**Stated goal 1**
Which method does the summation thread say to use for the proof?
**Stated goal 2**
Pick up the forum thread on proving the summation from where it stops.

**Extract to read**

━━━━

1. Summation proving 2

Making use of the method of differences, prove that $\displaystyle \sum_{n = 1}^{k}\frac{n^2+6n+4}{(n+2)!}=3-\frac{1}{(k+1)!}-\frac{4}{(k+2)!}$

$\displaystyle \sum_{n = 1}^{k}\frac{n^2+6n+4}{(n+2)!}=\sum_{n=1}^{k}\frac{ (n+2)(n+1)+3(n+2)-4}{(n+2)!}$

$\displaystyle =\sum_{n = 1}^{k}\frac{(n+2)(n+1)}{(n+2)!}+\frac{3(n+2)}{(n+2 )!}-\frac{4}{(n+2)!}$

$\displaystyle =\sum_{n = 1}^{k}\frac{(n+2)(n+1)}{(n+2)(n+1)n!}+\frac{3(n+2) }{(n+2)(n+1)!}-\frac{4}{(n+2)!}$

$\displaystyle =\sum_{n = 1}^{k}\frac{1}{n!}+\frac{3}{(n+1)!}-\frac{4}{n+2)!}$

2. Your first equality is false.

━━━━

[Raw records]
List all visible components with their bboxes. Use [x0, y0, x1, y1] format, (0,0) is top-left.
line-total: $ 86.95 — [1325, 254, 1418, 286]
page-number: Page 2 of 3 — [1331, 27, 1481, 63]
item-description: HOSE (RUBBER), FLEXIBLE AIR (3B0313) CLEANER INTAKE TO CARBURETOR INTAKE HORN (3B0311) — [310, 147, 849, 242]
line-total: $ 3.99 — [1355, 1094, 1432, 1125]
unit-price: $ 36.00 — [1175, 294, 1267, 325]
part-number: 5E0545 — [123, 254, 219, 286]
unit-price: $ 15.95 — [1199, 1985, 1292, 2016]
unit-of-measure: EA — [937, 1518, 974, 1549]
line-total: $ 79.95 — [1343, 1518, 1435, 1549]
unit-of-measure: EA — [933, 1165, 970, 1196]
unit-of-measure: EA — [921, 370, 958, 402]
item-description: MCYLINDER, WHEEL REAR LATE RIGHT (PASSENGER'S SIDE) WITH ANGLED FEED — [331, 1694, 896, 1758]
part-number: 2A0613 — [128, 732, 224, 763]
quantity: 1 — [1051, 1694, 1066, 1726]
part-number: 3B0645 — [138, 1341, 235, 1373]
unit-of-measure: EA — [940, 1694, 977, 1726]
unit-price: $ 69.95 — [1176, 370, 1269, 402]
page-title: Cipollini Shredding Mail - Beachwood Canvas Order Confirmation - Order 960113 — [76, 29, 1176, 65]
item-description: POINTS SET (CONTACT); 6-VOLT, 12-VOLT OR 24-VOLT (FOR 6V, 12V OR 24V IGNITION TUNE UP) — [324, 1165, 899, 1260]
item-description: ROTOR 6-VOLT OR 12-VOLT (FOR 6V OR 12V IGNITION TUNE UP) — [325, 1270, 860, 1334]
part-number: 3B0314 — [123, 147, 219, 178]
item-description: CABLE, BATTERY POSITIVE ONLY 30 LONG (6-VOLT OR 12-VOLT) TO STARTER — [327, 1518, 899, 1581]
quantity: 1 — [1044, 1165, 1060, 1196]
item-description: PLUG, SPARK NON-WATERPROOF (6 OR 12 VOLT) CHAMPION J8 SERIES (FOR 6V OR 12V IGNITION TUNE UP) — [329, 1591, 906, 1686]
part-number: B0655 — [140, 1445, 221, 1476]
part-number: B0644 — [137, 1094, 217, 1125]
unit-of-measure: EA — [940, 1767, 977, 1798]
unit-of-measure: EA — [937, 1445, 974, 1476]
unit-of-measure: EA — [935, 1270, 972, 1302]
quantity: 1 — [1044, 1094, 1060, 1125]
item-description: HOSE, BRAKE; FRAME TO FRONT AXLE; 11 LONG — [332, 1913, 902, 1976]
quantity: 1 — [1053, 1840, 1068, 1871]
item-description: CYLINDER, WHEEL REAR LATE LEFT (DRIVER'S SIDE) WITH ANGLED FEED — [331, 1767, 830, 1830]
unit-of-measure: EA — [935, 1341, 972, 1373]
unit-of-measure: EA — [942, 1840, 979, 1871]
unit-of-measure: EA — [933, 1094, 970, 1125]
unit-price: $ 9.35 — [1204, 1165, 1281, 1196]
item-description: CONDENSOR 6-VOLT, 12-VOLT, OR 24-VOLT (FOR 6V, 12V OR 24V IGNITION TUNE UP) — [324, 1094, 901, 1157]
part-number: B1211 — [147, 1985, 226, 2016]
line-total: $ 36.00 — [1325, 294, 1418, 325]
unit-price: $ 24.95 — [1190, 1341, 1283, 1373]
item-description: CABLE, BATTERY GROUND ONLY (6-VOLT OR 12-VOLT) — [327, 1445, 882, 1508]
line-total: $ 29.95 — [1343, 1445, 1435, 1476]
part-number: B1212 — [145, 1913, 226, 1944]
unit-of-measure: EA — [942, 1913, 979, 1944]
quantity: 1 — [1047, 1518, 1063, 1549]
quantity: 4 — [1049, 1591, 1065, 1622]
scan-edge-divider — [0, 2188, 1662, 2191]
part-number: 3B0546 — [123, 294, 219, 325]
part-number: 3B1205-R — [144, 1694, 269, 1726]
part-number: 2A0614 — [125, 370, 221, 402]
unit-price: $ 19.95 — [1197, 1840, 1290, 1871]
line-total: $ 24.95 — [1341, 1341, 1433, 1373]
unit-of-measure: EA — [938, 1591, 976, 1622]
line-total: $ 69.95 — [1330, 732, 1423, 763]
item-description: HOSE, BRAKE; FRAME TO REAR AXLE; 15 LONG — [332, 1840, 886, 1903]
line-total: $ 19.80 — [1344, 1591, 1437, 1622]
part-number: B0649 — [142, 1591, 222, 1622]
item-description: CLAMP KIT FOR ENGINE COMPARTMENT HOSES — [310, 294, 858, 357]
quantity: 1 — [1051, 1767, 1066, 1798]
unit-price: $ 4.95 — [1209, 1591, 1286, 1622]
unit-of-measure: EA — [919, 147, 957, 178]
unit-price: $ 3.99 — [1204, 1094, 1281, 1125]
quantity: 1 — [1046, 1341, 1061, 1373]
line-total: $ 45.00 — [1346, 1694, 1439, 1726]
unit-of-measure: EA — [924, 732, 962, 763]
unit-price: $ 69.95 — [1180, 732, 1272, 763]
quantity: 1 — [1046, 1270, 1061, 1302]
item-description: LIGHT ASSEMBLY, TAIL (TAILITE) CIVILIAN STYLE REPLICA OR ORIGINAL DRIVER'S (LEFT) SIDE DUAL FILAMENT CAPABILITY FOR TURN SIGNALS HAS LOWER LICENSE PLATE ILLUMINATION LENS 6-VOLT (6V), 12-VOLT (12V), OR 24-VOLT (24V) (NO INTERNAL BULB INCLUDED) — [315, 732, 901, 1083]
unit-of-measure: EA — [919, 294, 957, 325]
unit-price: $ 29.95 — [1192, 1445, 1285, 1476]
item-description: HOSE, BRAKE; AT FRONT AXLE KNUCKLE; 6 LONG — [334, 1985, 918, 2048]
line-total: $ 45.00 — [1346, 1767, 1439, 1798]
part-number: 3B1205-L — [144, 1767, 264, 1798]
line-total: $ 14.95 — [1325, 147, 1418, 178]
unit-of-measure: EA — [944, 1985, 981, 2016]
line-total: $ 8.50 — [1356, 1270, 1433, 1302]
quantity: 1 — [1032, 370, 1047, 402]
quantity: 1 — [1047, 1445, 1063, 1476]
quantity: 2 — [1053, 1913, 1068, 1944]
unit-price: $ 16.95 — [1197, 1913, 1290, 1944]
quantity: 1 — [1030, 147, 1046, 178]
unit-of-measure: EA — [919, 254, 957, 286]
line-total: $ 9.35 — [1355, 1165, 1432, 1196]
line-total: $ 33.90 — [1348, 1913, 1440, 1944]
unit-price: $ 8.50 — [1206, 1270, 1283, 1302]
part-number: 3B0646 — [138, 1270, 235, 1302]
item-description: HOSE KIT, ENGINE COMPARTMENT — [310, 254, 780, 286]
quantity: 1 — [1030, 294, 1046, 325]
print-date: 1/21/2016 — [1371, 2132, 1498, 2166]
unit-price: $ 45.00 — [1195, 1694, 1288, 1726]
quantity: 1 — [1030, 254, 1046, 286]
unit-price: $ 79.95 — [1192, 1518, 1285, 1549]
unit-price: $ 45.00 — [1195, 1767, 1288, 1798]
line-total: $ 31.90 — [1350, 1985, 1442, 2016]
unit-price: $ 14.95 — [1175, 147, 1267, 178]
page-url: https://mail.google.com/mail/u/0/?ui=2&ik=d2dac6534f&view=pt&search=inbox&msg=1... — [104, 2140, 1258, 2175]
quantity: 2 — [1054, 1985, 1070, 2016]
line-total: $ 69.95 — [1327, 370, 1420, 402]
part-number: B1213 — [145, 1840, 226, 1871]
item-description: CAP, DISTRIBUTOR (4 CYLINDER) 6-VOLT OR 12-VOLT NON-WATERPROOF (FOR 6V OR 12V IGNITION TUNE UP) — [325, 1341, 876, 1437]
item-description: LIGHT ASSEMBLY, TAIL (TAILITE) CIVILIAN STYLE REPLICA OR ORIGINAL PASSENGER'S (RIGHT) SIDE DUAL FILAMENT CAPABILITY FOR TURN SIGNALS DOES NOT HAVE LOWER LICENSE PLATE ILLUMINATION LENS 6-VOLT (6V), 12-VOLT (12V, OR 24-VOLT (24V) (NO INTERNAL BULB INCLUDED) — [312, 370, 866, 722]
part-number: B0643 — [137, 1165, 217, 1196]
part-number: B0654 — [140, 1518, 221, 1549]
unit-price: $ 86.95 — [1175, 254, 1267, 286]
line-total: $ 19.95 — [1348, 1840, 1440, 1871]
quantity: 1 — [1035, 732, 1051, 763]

━━━━

**Expected output 1**
The method of differences.

**Expected output 2**
3. I missed out something, the first part of the question asked to verify that $\displaystyle n^2+6n+4=(n+2)(n+1)+3(n+2)-4$, so it should be true

4. Originally Posted by Punch
I missed out something, the first part of the question asked to verify that $\displaystyle n^2+6n+4=(n+2)(n+1)+3(n+2)-4$, so it should be true
I was referring to the denominator.

5. Originally Posted by TheChaz
I was referring to the denominator.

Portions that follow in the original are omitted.